**SET EXERCISE:**
Report the count of lines below in which the string "средств" occurs; include nothing else.

**DATA SECTION:**
★ ★ ★
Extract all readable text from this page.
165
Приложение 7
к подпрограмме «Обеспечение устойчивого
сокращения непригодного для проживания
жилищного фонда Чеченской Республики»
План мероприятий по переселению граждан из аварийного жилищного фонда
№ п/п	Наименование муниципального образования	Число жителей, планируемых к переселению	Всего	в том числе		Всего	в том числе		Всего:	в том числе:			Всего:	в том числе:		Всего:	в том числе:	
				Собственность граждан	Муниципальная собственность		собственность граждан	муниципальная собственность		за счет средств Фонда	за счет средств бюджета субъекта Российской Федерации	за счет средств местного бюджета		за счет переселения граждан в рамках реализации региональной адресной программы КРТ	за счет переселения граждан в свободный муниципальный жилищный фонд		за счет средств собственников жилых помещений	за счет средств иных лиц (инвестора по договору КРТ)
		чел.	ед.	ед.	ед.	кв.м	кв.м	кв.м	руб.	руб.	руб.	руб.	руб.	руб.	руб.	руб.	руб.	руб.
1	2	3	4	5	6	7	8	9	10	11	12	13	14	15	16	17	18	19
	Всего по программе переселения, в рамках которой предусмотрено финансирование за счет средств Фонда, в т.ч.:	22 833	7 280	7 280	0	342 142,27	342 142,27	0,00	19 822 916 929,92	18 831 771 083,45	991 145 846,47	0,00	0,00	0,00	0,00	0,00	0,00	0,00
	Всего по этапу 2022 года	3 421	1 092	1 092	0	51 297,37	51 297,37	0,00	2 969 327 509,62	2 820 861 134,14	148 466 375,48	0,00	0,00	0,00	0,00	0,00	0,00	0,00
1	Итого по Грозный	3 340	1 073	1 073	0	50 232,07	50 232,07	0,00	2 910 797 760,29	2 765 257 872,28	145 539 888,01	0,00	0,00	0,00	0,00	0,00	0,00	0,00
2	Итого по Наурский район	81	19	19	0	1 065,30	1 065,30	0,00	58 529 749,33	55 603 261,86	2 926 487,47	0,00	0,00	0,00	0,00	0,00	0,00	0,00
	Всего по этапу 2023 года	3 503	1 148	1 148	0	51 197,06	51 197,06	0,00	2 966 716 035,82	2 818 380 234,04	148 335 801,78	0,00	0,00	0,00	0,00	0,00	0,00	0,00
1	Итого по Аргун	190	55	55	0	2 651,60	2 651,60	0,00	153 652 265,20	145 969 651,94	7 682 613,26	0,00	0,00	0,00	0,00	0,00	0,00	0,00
★ ★ ★
**WRITTEN SOLUTION:**
2